Stored data entries:
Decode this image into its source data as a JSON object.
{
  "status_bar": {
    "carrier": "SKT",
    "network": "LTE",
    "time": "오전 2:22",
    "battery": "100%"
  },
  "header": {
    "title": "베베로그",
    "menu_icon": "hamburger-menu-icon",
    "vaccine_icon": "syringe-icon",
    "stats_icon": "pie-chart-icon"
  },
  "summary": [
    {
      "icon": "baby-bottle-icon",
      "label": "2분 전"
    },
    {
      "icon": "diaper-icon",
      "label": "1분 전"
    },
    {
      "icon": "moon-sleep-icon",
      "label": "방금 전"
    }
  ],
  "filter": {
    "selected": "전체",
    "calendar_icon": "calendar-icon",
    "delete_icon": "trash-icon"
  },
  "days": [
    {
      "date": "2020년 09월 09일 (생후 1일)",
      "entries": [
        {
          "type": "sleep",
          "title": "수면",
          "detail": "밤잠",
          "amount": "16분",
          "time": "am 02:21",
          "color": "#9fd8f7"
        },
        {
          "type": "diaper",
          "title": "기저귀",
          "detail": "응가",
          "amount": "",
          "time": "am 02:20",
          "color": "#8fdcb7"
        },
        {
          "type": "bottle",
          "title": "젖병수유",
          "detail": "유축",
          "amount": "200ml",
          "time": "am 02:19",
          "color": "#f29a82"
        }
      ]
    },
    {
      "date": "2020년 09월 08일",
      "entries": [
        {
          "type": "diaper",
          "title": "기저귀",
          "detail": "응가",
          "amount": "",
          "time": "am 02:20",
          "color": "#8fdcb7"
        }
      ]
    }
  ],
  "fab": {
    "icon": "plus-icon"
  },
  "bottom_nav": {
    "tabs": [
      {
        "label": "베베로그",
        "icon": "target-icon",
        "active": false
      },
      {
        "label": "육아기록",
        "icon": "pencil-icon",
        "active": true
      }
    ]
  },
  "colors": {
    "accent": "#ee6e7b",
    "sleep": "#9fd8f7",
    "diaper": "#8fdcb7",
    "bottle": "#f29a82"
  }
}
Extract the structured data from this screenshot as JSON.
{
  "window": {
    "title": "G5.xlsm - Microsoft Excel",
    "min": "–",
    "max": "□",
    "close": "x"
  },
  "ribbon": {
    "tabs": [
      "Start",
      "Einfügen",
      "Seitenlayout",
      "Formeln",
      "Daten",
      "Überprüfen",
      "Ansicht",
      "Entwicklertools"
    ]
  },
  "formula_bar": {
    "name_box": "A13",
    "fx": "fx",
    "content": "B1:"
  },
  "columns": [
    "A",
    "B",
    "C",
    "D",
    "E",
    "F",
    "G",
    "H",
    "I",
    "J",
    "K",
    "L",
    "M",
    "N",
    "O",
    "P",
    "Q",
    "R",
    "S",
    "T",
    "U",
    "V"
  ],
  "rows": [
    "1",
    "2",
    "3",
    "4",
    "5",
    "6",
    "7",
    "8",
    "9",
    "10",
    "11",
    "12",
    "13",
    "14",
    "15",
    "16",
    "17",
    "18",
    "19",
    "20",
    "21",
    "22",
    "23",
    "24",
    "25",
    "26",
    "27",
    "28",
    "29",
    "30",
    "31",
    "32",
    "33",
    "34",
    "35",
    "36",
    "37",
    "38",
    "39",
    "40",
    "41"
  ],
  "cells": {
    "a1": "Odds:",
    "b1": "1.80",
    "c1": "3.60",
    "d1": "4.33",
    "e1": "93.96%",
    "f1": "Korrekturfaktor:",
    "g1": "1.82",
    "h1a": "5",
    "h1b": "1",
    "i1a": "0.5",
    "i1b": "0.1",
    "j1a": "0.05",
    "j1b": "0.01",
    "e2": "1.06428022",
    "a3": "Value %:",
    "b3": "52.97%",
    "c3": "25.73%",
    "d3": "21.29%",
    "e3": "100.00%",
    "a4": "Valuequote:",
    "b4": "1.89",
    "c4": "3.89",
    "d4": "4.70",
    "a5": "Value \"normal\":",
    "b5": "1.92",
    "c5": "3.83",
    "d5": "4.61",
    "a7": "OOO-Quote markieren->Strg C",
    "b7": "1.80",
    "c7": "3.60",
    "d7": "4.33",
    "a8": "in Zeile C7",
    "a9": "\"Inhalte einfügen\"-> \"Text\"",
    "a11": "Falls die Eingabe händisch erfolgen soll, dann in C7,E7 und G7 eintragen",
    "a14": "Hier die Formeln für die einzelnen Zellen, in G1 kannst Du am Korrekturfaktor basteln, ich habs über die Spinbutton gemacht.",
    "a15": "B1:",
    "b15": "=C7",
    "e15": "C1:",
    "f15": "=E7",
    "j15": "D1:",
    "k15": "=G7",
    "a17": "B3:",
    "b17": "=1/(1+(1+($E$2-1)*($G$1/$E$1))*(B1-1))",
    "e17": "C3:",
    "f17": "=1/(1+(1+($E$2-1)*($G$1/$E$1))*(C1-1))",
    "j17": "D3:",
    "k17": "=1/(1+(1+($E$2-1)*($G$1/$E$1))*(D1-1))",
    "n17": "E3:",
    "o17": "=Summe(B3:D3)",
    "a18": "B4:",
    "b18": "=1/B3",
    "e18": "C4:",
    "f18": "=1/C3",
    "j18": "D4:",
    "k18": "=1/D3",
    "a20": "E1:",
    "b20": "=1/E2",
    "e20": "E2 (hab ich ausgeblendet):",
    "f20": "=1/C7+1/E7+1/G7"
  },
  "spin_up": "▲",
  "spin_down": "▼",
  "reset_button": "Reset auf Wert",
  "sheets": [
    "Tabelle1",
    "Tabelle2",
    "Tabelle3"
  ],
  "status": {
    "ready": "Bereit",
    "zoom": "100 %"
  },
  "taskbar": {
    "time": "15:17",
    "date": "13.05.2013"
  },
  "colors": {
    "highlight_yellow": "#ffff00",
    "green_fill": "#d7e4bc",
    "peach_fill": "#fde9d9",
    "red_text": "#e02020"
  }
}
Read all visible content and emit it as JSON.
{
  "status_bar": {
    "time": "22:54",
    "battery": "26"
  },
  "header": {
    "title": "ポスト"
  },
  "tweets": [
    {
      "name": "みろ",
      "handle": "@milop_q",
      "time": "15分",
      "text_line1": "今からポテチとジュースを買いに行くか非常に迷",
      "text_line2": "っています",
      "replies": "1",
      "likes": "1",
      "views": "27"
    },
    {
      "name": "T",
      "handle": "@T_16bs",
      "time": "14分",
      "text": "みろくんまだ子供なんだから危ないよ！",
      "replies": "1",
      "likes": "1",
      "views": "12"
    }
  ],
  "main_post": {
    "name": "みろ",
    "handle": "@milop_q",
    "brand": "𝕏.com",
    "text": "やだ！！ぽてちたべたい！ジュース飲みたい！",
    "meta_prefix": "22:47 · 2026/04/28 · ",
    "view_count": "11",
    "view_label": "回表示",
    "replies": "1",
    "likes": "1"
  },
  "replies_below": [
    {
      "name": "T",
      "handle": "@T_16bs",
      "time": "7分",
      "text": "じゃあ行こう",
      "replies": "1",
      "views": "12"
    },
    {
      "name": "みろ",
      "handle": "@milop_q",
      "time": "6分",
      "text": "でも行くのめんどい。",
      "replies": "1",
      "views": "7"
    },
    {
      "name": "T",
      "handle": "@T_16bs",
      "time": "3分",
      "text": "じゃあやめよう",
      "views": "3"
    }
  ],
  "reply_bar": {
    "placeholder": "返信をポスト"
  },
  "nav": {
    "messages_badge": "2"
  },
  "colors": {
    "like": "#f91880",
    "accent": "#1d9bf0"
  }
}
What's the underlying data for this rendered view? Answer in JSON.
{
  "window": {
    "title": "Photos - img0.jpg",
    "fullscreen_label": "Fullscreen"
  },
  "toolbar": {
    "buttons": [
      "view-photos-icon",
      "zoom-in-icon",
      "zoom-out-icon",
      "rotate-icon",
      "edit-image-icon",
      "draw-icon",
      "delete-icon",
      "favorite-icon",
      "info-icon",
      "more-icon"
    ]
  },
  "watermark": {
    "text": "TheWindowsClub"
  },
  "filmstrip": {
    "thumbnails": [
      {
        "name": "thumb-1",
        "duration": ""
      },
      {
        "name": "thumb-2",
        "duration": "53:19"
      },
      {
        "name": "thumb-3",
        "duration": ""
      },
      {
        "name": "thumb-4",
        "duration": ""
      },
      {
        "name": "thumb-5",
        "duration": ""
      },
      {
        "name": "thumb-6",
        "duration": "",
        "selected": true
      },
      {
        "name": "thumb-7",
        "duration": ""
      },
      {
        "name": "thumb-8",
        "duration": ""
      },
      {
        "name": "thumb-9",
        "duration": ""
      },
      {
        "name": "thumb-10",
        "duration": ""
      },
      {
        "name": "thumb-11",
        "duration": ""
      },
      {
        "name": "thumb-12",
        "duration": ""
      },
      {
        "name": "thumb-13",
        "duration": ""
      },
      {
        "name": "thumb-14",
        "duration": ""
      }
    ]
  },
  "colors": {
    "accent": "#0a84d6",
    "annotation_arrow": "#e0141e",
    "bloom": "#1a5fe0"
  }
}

§ **Task brief**
Copy each line of the data above that holds "accent".

§ **In response**
    "accent": "#ee6e7b",
    "accent": "#1d9bf0"
    "accent": "#0a84d6",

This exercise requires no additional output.